● **DATA ENTRIES**
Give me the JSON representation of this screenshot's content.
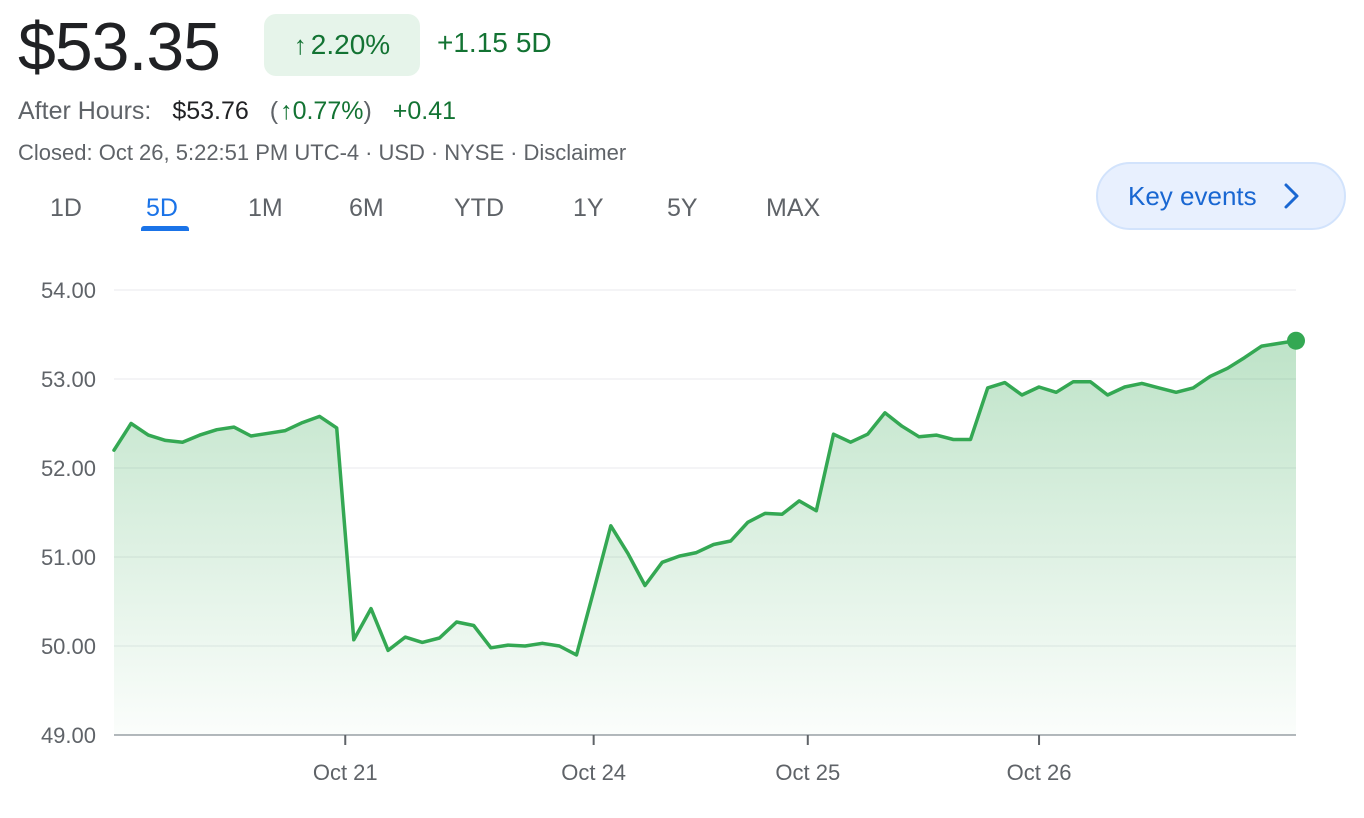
{
  "quote": {
    "price": "$53.35",
    "change_pct": "2.20%",
    "change_arrow": "↑",
    "change_abs": "+1.15",
    "range_label": "5D"
  },
  "after_hours": {
    "label": "After Hours:",
    "price": "$53.76",
    "open_paren": "(",
    "arrow": "↑",
    "pct": "0.77%",
    "close_paren": ")",
    "change": "+0.41"
  },
  "meta": {
    "closed": "Closed: Oct 26, 5:22:51 PM UTC-4",
    "currency": "USD",
    "exchange": "NYSE",
    "disclaimer": "Disclaimer",
    "separator": "·"
  },
  "tabs": [
    {
      "label": "1D",
      "active": false
    },
    {
      "label": "5D",
      "active": true
    },
    {
      "label": "1M",
      "active": false
    },
    {
      "label": "6M",
      "active": false
    },
    {
      "label": "YTD",
      "active": false
    },
    {
      "label": "1Y",
      "active": false
    },
    {
      "label": "5Y",
      "active": false
    },
    {
      "label": "MAX",
      "active": false
    }
  ],
  "key_events": {
    "label": "Key events",
    "icon": "chevron-right-icon"
  },
  "colors": {
    "up_green": "#137333",
    "line_green": "#34a853",
    "badge_bg": "#e6f4ea",
    "accent_blue": "#1a73e8",
    "key_events_bg": "#e8f0fe"
  },
  "chart_data": {
    "type": "area",
    "ylim": [
      49,
      54
    ],
    "yticks": [
      "54.00",
      "53.00",
      "52.00",
      "51.00",
      "50.00",
      "49.00"
    ],
    "ytick_values": [
      54,
      53,
      52,
      51,
      50,
      49
    ],
    "xticks": [
      {
        "label": "Oct 21",
        "index": 13.5
      },
      {
        "label": "Oct 24",
        "index": 28
      },
      {
        "label": "Oct 25",
        "index": 40.5
      },
      {
        "label": "Oct 26",
        "index": 54
      }
    ],
    "grid": true,
    "last_point_marker": true,
    "values": [
      52.2,
      52.5,
      52.37,
      52.31,
      52.29,
      52.37,
      52.43,
      52.46,
      52.36,
      52.39,
      52.42,
      52.51,
      52.58,
      52.45,
      50.07,
      50.42,
      49.95,
      50.1,
      50.04,
      50.09,
      50.27,
      50.23,
      49.98,
      50.01,
      50.0,
      50.03,
      50.0,
      49.9,
      50.62,
      51.35,
      51.04,
      50.68,
      50.94,
      51.01,
      51.05,
      51.14,
      51.18,
      51.39,
      51.49,
      51.48,
      51.63,
      51.52,
      52.38,
      52.29,
      52.38,
      52.62,
      52.47,
      52.35,
      52.37,
      52.32,
      52.32,
      52.9,
      52.96,
      52.82,
      52.91,
      52.85,
      52.97,
      52.97,
      52.82,
      52.91,
      52.95,
      52.9,
      52.85,
      52.9,
      53.03,
      53.12,
      53.24,
      53.37,
      53.4,
      53.43
    ]
  }
}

● **GIVEN INSTRUCTION**
Repeat the material above verbatim, with no pictures in the output.

● **EXERCISE SOLUTION**
Give me the JSON representation of this screenshot's content.
{
  "quote": {
    "price": "$53.35",
    "change_pct": "2.20%",
    "change_arrow": "↑",
    "change_abs": "+1.15",
    "range_label": "5D"
  },
  "after_hours": {
    "label": "After Hours:",
    "price": "$53.76",
    "open_paren": "(",
    "arrow": "↑",
    "pct": "0.77%",
    "close_paren": ")",
    "change": "+0.41"
  },
  "meta": {
    "closed": "Closed: Oct 26, 5:22:51 PM UTC-4",
    "currency": "USD",
    "exchange": "NYSE",
    "disclaimer": "Disclaimer",
    "separator": "·"
  },
  "tabs": [
    {
      "label": "1D",
      "active": false
    },
    {
      "label": "5D",
      "active": true
    },
    {
      "label": "1M",
      "active": false
    },
    {
      "label": "6M",
      "active": false
    },
    {
      "label": "YTD",
      "active": false
    },
    {
      "label": "1Y",
      "active": false
    },
    {
      "label": "5Y",
      "active": false
    },
    {
      "label": "MAX",
      "active": false
    }
  ],
  "key_events": {
    "label": "Key events",
    "icon": "chevron-right-icon"
  },
  "colors": {
    "up_green": "#137333",
    "line_green": "#34a853",
    "badge_bg": "#e6f4ea",
    "accent_blue": "#1a73e8",
    "key_events_bg": "#e8f0fe"
  },
  "chart_data": {
    "type": "area",
    "ylim": [
      49,
      54
    ],
    "yticks": [
      "54.00",
      "53.00",
      "52.00",
      "51.00",
      "50.00",
      "49.00"
    ],
    "ytick_values": [
      54,
      53,
      52,
      51,
      50,
      49
    ],
    "xticks": [
      {
        "label": "Oct 21",
        "index": 13.5
      },
      {
        "label": "Oct 24",
        "index": 28
      },
      {
        "label": "Oct 25",
        "index": 40.5
      },
      {
        "label": "Oct 26",
        "index": 54
      }
    ],
    "grid": true,
    "last_point_marker": true,
    "values": [
      52.2,
      52.5,
      52.37,
      52.31,
      52.29,
      52.37,
      52.43,
      52.46,
      52.36,
      52.39,
      52.42,
      52.51,
      52.58,
      52.45,
      50.07,
      50.42,
      49.95,
      50.1,
      50.04,
      50.09,
      50.27,
      50.23,
      49.98,
      50.01,
      50.0,
      50.03,
      50.0,
      49.9,
      50.62,
      51.35,
      51.04,
      50.68,
      50.94,
      51.01,
      51.05,
      51.14,
      51.18,
      51.39,
      51.49,
      51.48,
      51.63,
      51.52,
      52.38,
      52.29,
      52.38,
      52.62,
      52.47,
      52.35,
      52.37,
      52.32,
      52.32,
      52.9,
      52.96,
      52.82,
      52.91,
      52.85,
      52.97,
      52.97,
      52.82,
      52.91,
      52.95,
      52.9,
      52.85,
      52.9,
      53.03,
      53.12,
      53.24,
      53.37,
      53.4,
      53.43
    ]
  }
}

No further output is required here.